Work to be completed ->
Output all of the entries below precisely as written.

Input rows ->
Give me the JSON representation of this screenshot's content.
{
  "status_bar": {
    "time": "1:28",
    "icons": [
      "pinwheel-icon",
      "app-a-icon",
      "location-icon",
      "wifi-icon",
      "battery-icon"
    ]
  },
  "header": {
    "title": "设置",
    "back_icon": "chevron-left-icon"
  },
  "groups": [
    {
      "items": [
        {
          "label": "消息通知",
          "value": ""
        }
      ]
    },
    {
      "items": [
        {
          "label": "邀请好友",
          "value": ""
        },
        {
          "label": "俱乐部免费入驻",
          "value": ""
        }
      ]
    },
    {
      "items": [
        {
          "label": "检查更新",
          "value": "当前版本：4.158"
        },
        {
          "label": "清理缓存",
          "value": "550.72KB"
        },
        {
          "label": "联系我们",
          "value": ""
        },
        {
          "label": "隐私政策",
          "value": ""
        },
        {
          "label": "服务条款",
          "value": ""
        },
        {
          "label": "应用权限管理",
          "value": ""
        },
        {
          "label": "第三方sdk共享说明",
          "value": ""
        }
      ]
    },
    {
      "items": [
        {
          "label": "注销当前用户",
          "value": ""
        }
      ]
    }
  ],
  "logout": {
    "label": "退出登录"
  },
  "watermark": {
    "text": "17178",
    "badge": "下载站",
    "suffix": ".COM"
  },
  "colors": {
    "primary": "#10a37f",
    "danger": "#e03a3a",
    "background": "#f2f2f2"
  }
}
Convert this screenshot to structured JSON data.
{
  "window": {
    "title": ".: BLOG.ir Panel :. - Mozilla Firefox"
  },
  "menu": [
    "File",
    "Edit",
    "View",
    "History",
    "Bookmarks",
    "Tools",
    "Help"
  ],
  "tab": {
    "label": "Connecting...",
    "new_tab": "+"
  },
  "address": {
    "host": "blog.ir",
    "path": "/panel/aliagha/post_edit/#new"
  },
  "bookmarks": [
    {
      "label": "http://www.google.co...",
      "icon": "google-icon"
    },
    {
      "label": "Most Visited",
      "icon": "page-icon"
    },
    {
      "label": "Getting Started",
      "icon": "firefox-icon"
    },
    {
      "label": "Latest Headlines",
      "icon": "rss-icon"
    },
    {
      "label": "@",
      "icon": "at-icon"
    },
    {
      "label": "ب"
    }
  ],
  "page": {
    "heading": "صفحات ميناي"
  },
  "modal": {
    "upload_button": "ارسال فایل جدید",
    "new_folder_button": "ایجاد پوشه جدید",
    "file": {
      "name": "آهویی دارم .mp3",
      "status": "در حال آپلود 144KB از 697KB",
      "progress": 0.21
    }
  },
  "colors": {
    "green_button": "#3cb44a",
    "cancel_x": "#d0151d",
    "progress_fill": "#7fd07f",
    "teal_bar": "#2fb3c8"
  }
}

Answer for this exercise ->
Give me the JSON representation of this screenshot's content.
{
  "status_bar": {
    "time": "1:28",
    "icons": [
      "pinwheel-icon",
      "app-a-icon",
      "location-icon",
      "wifi-icon",
      "battery-icon"
    ]
  },
  "header": {
    "title": "设置",
    "back_icon": "chevron-left-icon"
  },
  "groups": [
    {
      "items": [
        {
          "label": "消息通知",
          "value": ""
        }
      ]
    },
    {
      "items": [
        {
          "label": "邀请好友",
          "value": ""
        },
        {
          "label": "俱乐部免费入驻",
          "value": ""
        }
      ]
    },
    {
      "items": [
        {
          "label": "检查更新",
          "value": "当前版本：4.158"
        },
        {
          "label": "清理缓存",
          "value": "550.72KB"
        },
        {
          "label": "联系我们",
          "value": ""
        },
        {
          "label": "隐私政策",
          "value": ""
        },
        {
          "label": "服务条款",
          "value": ""
        },
        {
          "label": "应用权限管理",
          "value": ""
        },
        {
          "label": "第三方sdk共享说明",
          "value": ""
        }
      ]
    },
    {
      "items": [
        {
          "label": "注销当前用户",
          "value": ""
        }
      ]
    }
  ],
  "logout": {
    "label": "退出登录"
  },
  "watermark": {
    "text": "17178",
    "badge": "下载站",
    "suffix": ".COM"
  },
  "colors": {
    "primary": "#10a37f",
    "danger": "#e03a3a",
    "background": "#f2f2f2"
  }
}
Convert this screenshot to structured JSON data.
{
  "window": {
    "title": ".: BLOG.ir Panel :. - Mozilla Firefox"
  },
  "menu": [
    "File",
    "Edit",
    "View",
    "History",
    "Bookmarks",
    "Tools",
    "Help"
  ],
  "tab": {
    "label": "Connecting...",
    "new_tab": "+"
  },
  "address": {
    "host": "blog.ir",
    "path": "/panel/aliagha/post_edit/#new"
  },
  "bookmarks": [
    {
      "label": "http://www.google.co...",
      "icon": "google-icon"
    },
    {
      "label": "Most Visited",
      "icon": "page-icon"
    },
    {
      "label": "Getting Started",
      "icon": "firefox-icon"
    },
    {
      "label": "Latest Headlines",
      "icon": "rss-icon"
    },
    {
      "label": "@",
      "icon": "at-icon"
    },
    {
      "label": "ب"
    }
  ],
  "page": {
    "heading": "صفحات ميناي"
  },
  "modal": {
    "upload_button": "ارسال فایل جدید",
    "new_folder_button": "ایجاد پوشه جدید",
    "file": {
      "name": "آهویی دارم .mp3",
      "status": "در حال آپلود 144KB از 697KB",
      "progress": 0.21
    }
  },
  "colors": {
    "green_button": "#3cb44a",
    "cancel_x": "#d0151d",
    "progress_fill": "#7fd07f",
    "teal_bar": "#2fb3c8"
  }
}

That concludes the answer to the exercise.